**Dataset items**
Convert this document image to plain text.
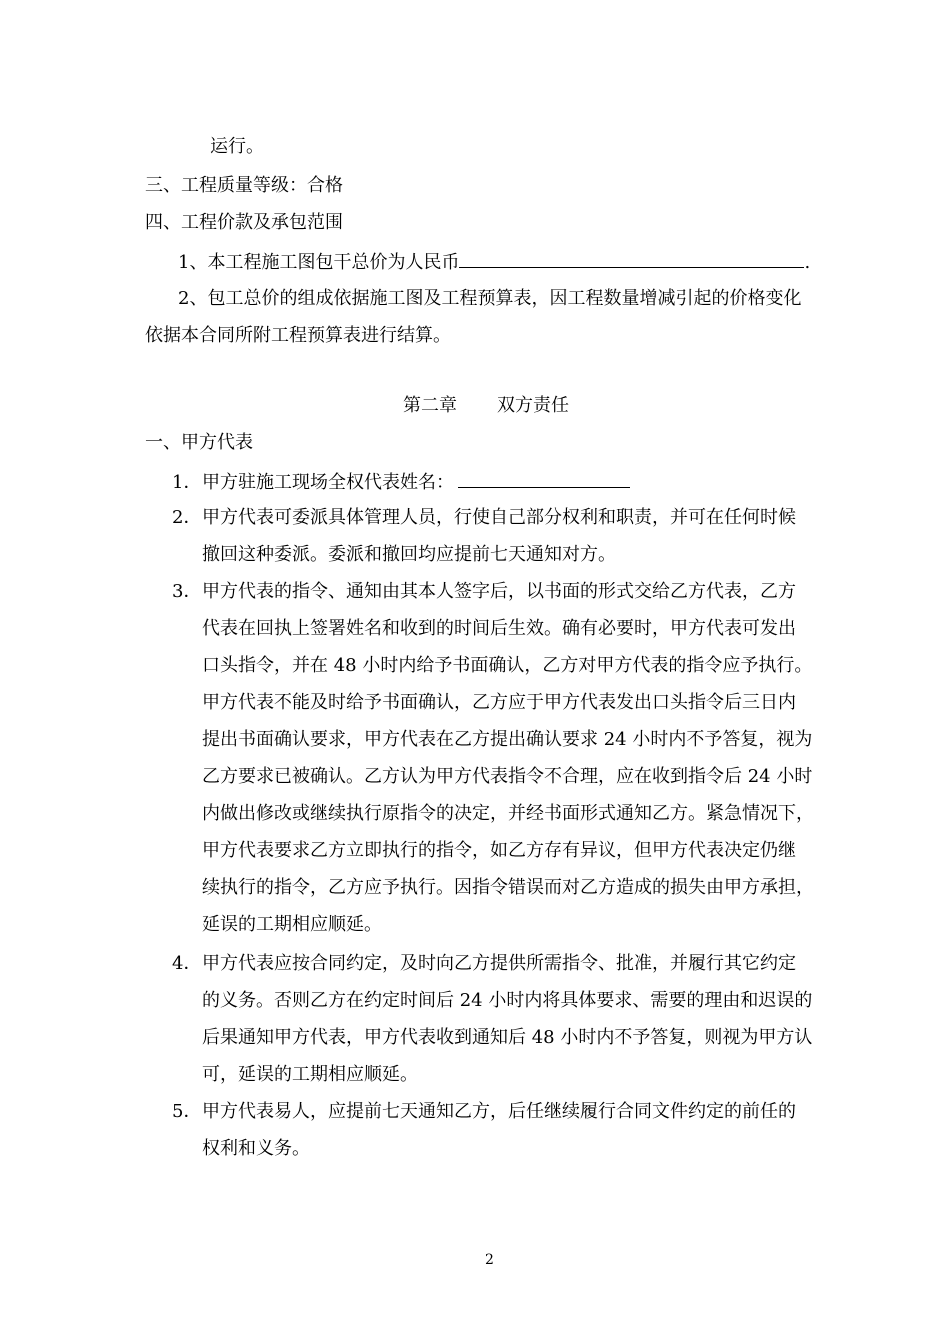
运行。
三、工程质量等级：合格
四、工程价款及承包范围
1、本工程施工图包干总价为人民币	.
2、包工总价的组成依据施工图及工程预算表，因工程数量增减引起的价格变化
依据本合同所附工程预算表进行结算。
第二章 双方责任
一、甲方代表
1．甲方驻施工现场全权代表姓名：
2．甲方代表可委派具体管理人员，行使自己部分权利和职责，并可在任何时候
撤回这种委派。委派和撤回均应提前七天通知对方。
3．甲方代表的指令、通知由其本人签字后，以书面的形式交给乙方代表，乙方
代表在回执上签署姓名和收到的时间后生效。确有必要时，甲方代表可发出
口头指令，并在 48 小时内给予书面确认，乙方对甲方代表的指令应予执行。
甲方代表不能及时给予书面确认，乙方应于甲方代表发出口头指令后三日内
提出书面确认要求，甲方代表在乙方提出确认要求 24 小时内不予答复，视为
乙方要求已被确认。乙方认为甲方代表指令不合理，应在收到指令后 24 小时
内做出修改或继续执行原指令的决定，并经书面形式通知乙方。紧急情况下，
甲方代表要求乙方立即执行的指令，如乙方存有异议，但甲方代表决定仍继
续执行的指令，乙方应予执行。因指令错误而对乙方造成的损失由甲方承担，
延误的工期相应顺延。
4．甲方代表应按合同约定，及时向乙方提供所需指令、批准，并履行其它约定
的义务。否则乙方在约定时间后 24 小时内将具体要求、需要的理由和迟误的
后果通知甲方代表，甲方代表收到通知后 48 小时内不予答复，则视为甲方认
可，延误的工期相应顺延。
5．甲方代表易人，应提前七天通知乙方，后任继续履行合同文件约定的前任的
权利和义务。
2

**WHAT IS BEING ASKED**
Each line that holds the word "小时内不予答复" should be extracted from the records.

**RIGHT ANSWER**
提出书面确认要求，甲方代表在乙方提出确认要求 24 小时内不予答复，视为
后果通知甲方代表，甲方代表收到通知后 48 小时内不予答复，则视为甲方认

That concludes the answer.